▼

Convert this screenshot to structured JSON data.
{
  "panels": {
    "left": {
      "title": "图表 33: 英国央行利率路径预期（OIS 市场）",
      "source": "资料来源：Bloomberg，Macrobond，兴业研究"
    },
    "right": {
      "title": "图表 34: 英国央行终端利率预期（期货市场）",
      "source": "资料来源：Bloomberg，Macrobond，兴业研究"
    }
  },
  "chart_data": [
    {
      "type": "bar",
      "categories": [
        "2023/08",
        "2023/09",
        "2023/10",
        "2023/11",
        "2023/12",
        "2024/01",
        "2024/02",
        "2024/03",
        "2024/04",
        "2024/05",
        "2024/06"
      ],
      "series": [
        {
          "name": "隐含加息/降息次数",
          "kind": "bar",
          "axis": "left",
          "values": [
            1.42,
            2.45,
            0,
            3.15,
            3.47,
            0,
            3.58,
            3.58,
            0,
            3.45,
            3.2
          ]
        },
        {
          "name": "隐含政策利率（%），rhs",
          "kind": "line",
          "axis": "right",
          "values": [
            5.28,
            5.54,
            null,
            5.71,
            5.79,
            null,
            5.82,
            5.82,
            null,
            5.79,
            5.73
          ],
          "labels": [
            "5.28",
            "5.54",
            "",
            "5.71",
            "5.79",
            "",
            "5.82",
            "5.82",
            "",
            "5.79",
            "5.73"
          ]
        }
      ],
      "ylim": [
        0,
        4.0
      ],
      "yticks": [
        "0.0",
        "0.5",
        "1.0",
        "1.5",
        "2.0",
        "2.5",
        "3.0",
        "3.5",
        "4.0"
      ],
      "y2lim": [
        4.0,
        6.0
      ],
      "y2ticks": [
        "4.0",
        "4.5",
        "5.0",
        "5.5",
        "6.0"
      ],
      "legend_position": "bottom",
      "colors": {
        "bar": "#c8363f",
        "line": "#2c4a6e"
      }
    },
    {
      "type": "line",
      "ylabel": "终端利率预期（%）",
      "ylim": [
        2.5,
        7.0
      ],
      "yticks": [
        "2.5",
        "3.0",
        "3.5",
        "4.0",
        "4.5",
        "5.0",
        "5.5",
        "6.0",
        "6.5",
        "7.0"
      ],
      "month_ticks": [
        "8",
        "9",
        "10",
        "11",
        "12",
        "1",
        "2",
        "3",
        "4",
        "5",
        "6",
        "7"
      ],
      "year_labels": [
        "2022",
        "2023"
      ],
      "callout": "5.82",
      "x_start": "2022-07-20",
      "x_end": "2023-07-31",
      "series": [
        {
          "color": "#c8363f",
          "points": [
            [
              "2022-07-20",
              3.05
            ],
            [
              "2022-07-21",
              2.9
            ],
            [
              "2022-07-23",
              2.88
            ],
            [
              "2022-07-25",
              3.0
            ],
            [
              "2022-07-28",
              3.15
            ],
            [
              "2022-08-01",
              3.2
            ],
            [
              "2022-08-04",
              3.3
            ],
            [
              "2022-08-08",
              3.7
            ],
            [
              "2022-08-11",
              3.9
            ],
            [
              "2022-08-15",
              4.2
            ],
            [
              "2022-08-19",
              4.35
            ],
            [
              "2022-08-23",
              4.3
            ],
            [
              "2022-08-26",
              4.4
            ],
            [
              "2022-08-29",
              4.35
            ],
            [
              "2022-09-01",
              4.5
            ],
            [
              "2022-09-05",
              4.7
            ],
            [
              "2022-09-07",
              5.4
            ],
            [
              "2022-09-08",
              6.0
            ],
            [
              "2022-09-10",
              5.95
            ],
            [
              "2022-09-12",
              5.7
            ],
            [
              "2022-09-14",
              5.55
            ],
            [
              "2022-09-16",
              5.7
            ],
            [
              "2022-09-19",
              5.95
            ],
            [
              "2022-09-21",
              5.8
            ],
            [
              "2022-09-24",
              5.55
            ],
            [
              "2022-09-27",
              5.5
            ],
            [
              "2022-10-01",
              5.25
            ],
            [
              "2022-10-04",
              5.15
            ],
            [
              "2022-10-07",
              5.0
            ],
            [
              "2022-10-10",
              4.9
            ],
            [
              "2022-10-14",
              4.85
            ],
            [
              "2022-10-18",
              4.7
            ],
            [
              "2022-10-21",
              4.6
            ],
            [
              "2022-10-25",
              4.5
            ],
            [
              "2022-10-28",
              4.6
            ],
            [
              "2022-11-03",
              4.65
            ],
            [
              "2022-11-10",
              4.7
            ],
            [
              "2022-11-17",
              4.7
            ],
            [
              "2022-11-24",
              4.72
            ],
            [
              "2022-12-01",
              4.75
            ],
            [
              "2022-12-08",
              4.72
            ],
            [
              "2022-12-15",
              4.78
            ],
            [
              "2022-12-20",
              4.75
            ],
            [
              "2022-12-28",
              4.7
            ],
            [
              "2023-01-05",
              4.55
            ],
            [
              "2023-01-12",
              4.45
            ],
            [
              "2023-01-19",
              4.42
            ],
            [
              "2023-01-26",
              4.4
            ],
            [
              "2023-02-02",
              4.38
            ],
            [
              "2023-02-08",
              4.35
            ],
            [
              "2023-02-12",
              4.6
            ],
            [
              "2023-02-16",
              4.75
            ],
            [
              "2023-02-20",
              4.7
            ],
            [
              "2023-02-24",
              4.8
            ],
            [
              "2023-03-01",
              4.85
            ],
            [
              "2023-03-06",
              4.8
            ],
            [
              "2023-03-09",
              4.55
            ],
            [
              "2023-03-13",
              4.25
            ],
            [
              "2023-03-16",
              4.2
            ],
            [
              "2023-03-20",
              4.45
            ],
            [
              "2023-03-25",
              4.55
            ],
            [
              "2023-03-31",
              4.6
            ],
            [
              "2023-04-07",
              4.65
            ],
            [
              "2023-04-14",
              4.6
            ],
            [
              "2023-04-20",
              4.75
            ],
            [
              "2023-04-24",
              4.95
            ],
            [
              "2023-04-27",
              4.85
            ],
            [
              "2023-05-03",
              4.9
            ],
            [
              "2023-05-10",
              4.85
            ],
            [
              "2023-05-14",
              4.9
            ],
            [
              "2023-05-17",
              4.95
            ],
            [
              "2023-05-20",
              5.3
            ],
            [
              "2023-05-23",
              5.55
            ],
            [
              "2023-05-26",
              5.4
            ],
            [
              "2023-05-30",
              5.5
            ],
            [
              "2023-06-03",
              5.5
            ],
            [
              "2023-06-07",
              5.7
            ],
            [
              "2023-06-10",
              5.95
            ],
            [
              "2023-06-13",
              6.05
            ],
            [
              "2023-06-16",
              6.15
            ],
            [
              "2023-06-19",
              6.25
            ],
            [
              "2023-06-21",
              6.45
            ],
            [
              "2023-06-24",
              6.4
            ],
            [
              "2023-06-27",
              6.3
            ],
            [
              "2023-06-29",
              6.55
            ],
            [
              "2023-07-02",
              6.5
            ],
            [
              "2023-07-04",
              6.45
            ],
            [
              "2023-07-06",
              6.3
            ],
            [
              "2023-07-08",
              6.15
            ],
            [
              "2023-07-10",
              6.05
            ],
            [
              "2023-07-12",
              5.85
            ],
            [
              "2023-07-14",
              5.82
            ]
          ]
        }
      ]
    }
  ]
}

▲

Problem:
Recopy the entries above in their entirety, exactly.

Result for this task:
Convert this screenshot to structured JSON data.
{
  "panels": {
    "left": {
      "title": "图表 33: 英国央行利率路径预期（OIS 市场）",
      "source": "资料来源：Bloomberg，Macrobond，兴业研究"
    },
    "right": {
      "title": "图表 34: 英国央行终端利率预期（期货市场）",
      "source": "资料来源：Bloomberg，Macrobond，兴业研究"
    }
  },
  "chart_data": [
    {
      "type": "bar",
      "categories": [
        "2023/08",
        "2023/09",
        "2023/10",
        "2023/11",
        "2023/12",
        "2024/01",
        "2024/02",
        "2024/03",
        "2024/04",
        "2024/05",
        "2024/06"
      ],
      "series": [
        {
          "name": "隐含加息/降息次数",
          "kind": "bar",
          "axis": "left",
          "values": [
            1.42,
            2.45,
            0,
            3.15,
            3.47,
            0,
            3.58,
            3.58,
            0,
            3.45,
            3.2
          ]
        },
        {
          "name": "隐含政策利率（%），rhs",
          "kind": "line",
          "axis": "right",
          "values": [
            5.28,
            5.54,
            null,
            5.71,
            5.79,
            null,
            5.82,
            5.82,
            null,
            5.79,
            5.73
          ],
          "labels": [
            "5.28",
            "5.54",
            "",
            "5.71",
            "5.79",
            "",
            "5.82",
            "5.82",
            "",
            "5.79",
            "5.73"
          ]
        }
      ],
      "ylim": [
        0,
        4.0
      ],
      "yticks": [
        "0.0",
        "0.5",
        "1.0",
        "1.5",
        "2.0",
        "2.5",
        "3.0",
        "3.5",
        "4.0"
      ],
      "y2lim": [
        4.0,
        6.0
      ],
      "y2ticks": [
        "4.0",
        "4.5",
        "5.0",
        "5.5",
        "6.0"
      ],
      "legend_position": "bottom",
      "colors": {
        "bar": "#c8363f",
        "line": "#2c4a6e"
      }
    },
    {
      "type": "line",
      "ylabel": "终端利率预期（%）",
      "ylim": [
        2.5,
        7.0
      ],
      "yticks": [
        "2.5",
        "3.0",
        "3.5",
        "4.0",
        "4.5",
        "5.0",
        "5.5",
        "6.0",
        "6.5",
        "7.0"
      ],
      "month_ticks": [
        "8",
        "9",
        "10",
        "11",
        "12",
        "1",
        "2",
        "3",
        "4",
        "5",
        "6",
        "7"
      ],
      "year_labels": [
        "2022",
        "2023"
      ],
      "callout": "5.82",
      "x_start": "2022-07-20",
      "x_end": "2023-07-31",
      "series": [
        {
          "color": "#c8363f",
          "points": [
            [
              "2022-07-20",
              3.05
            ],
            [
              "2022-07-21",
              2.9
            ],
            [
              "2022-07-23",
              2.88
            ],
            [
              "2022-07-25",
              3.0
            ],
            [
              "2022-07-28",
              3.15
            ],
            [
              "2022-08-01",
              3.2
            ],
            [
              "2022-08-04",
              3.3
            ],
            [
              "2022-08-08",
              3.7
            ],
            [
              "2022-08-11",
              3.9
            ],
            [
              "2022-08-15",
              4.2
            ],
            [
              "2022-08-19",
              4.35
            ],
            [
              "2022-08-23",
              4.3
            ],
            [
              "2022-08-26",
              4.4
            ],
            [
              "2022-08-29",
              4.35
            ],
            [
              "2022-09-01",
              4.5
            ],
            [
              "2022-09-05",
              4.7
            ],
            [
              "2022-09-07",
              5.4
            ],
            [
              "2022-09-08",
              6.0
            ],
            [
              "2022-09-10",
              5.95
            ],
            [
              "2022-09-12",
              5.7
            ],
            [
              "2022-09-14",
              5.55
            ],
            [
              "2022-09-16",
              5.7
            ],
            [
              "2022-09-19",
              5.95
            ],
            [
              "2022-09-21",
              5.8
            ],
            [
              "2022-09-24",
              5.55
            ],
            [
              "2022-09-27",
              5.5
            ],
            [
              "2022-10-01",
              5.25
            ],
            [
              "2022-10-04",
              5.15
            ],
            [
              "2022-10-07",
              5.0
            ],
            [
              "2022-10-10",
              4.9
            ],
            [
              "2022-10-14",
              4.85
            ],
            [
              "2022-10-18",
              4.7
            ],
            [
              "2022-10-21",
              4.6
            ],
            [
              "2022-10-25",
              4.5
            ],
            [
              "2022-10-28",
              4.6
            ],
            [
              "2022-11-03",
              4.65
            ],
            [
              "2022-11-10",
              4.7
            ],
            [
              "2022-11-17",
              4.7
            ],
            [
              "2022-11-24",
              4.72
            ],
            [
              "2022-12-01",
              4.75
            ],
            [
              "2022-12-08",
              4.72
            ],
            [
              "2022-12-15",
              4.78
            ],
            [
              "2022-12-20",
              4.75
            ],
            [
              "2022-12-28",
              4.7
            ],
            [
              "2023-01-05",
              4.55
            ],
            [
              "2023-01-12",
              4.45
            ],
            [
              "2023-01-19",
              4.42
            ],
            [
              "2023-01-26",
              4.4
            ],
            [
              "2023-02-02",
              4.38
            ],
            [
              "2023-02-08",
              4.35
            ],
            [
              "2023-02-12",
              4.6
            ],
            [
              "2023-02-16",
              4.75
            ],
            [
              "2023-02-20",
              4.7
            ],
            [
              "2023-02-24",
              4.8
            ],
            [
              "2023-03-01",
              4.85
            ],
            [
              "2023-03-06",
              4.8
            ],
            [
              "2023-03-09",
              4.55
            ],
            [
              "2023-03-13",
              4.25
            ],
            [
              "2023-03-16",
              4.2
            ],
            [
              "2023-03-20",
              4.45
            ],
            [
              "2023-03-25",
              4.55
            ],
            [
              "2023-03-31",
              4.6
            ],
            [
              "2023-04-07",
              4.65
            ],
            [
              "2023-04-14",
              4.6
            ],
            [
              "2023-04-20",
              4.75
            ],
            [
              "2023-04-24",
              4.95
            ],
            [
              "2023-04-27",
              4.85
            ],
            [
              "2023-05-03",
              4.9
            ],
            [
              "2023-05-10",
              4.85
            ],
            [
              "2023-05-14",
              4.9
            ],
            [
              "2023-05-17",
              4.95
            ],
            [
              "2023-05-20",
              5.3
            ],
            [
              "2023-05-23",
              5.55
            ],
            [
              "2023-05-26",
              5.4
            ],
            [
              "2023-05-30",
              5.5
            ],
            [
              "2023-06-03",
              5.5
            ],
            [
              "2023-06-07",
              5.7
            ],
            [
              "2023-06-10",
              5.95
            ],
            [
              "2023-06-13",
              6.05
            ],
            [
              "2023-06-16",
              6.15
            ],
            [
              "2023-06-19",
              6.25
            ],
            [
              "2023-06-21",
              6.45
            ],
            [
              "2023-06-24",
              6.4
            ],
            [
              "2023-06-27",
              6.3
            ],
            [
              "2023-06-29",
              6.55
            ],
            [
              "2023-07-02",
              6.5
            ],
            [
              "2023-07-04",
              6.45
            ],
            [
              "2023-07-06",
              6.3
            ],
            [
              "2023-07-08",
              6.15
            ],
            [
              "2023-07-10",
              6.05
            ],
            [
              "2023-07-12",
              5.85
            ],
            [
              "2023-07-14",
              5.82
            ]
          ]
        }
      ]
    }
  ]
}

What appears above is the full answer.